**What you have to do**.
Identify the lines that contain the string "Cuối" and copy all of them.

## Begin Listed records

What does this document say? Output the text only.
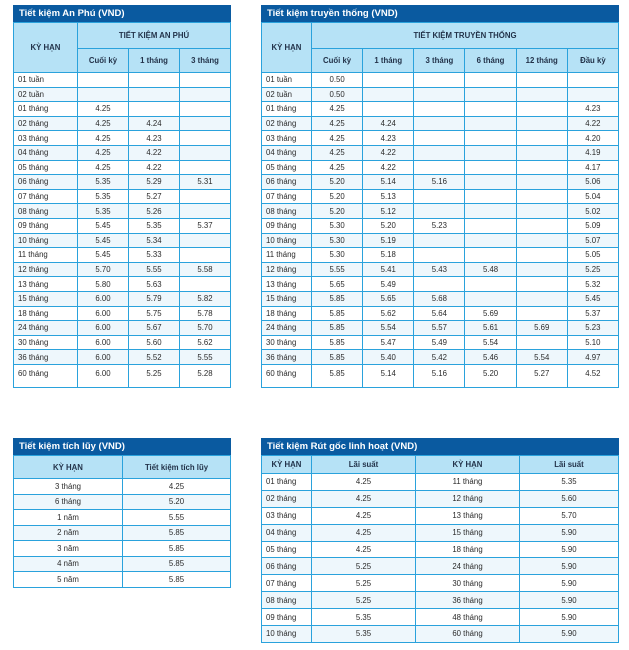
Tiết kiệm An Phú (VND)
KỲ HẠN	TIẾT KIỆM AN PHÚ		
	Cuối kỳ	1 tháng	3 tháng
01 tuần			
02 tuần			
01 tháng	4.25		
02 tháng	4.25	4.24	
03 tháng	4.25	4.23	
04 tháng	4.25	4.22	
05 tháng	4.25	4.22	
06 tháng	5.35	5.29	5.31
07 tháng	5.35	5.27	
08 tháng	5.35	5.26	
09 tháng	5.45	5.35	5.37
10 tháng	5.45	5.34	
11 tháng	5.45	5.33	
12 tháng	5.70	5.55	5.58
13 tháng	5.80	5.63	
15 tháng	6.00	5.79	5.82
18 tháng	6.00	5.75	5.78
24 tháng	6.00	5.67	5.70
30 tháng	6.00	5.60	5.62
36 tháng	6.00	5.52	5.55
60 tháng	6.00	5.25	5.28
Tiết kiệm truyền thống (VND)
KỲ HẠN	TIẾT KIỆM TRUYỀN THỐNG					
	Cuối kỳ	1 tháng	3 tháng	6 tháng	12 tháng	Đầu kỳ
01 tuần	0.50					
02 tuần	0.50					
01 tháng	4.25					4.23
02 tháng	4.25	4.24				4.22
03 tháng	4.25	4.23				4.20
04 tháng	4.25	4.22				4.19
05 tháng	4.25	4.22				4.17
06 tháng	5.20	5.14	5.16			5.06
07 tháng	5.20	5.13				5.04
08 tháng	5.20	5.12				5.02
09 tháng	5.30	5.20	5.23			5.09
10 tháng	5.30	5.19				5.07
11 tháng	5.30	5.18				5.05
12 tháng	5.55	5.41	5.43	5.48		5.25
13 tháng	5.65	5.49				5.32
15 tháng	5.85	5.65	5.68			5.45
18 tháng	5.85	5.62	5.64	5.69		5.37
24 tháng	5.85	5.54	5.57	5.61	5.69	5.23
30 tháng	5.85	5.47	5.49	5.54		5.10
36 tháng	5.85	5.40	5.42	5.46	5.54	4.97
60 tháng	5.85	5.14	5.16	5.20	5.27	4.52
Tiết kiệm tích lũy (VND)
KỲ HẠN	Tiết kiệm tích lũy
3 tháng	4.25
6 tháng	5.20
1 năm	5.55
2 năm	5.85
3 năm	5.85
4 năm	5.85
5 năm	5.85
Tiết kiệm Rút gốc linh hoạt (VND)
KỲ HẠN	Lãi suất	KỲ HẠN	Lãi suất
01 tháng	4.25	11 tháng	5.35
02 tháng	4.25	12 tháng	5.60
03 tháng	4.25	13 tháng	5.70
04 tháng	4.25	15 tháng	5.90
05 tháng	4.25	18 tháng	5.90
06 tháng	5.25	24 tháng	5.90
07 tháng	5.25	30 tháng	5.90
08 tháng	5.25	36 tháng	5.90
09 tháng	5.35	48 tháng	5.90
10 tháng	5.35	60 tháng	5.90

## End Listed records

**Response to this exercise**.
	Cuối kỳ	1 tháng	3 tháng
	Cuối kỳ	1 tháng	3 tháng	6 tháng	12 tháng	Đầu kỳ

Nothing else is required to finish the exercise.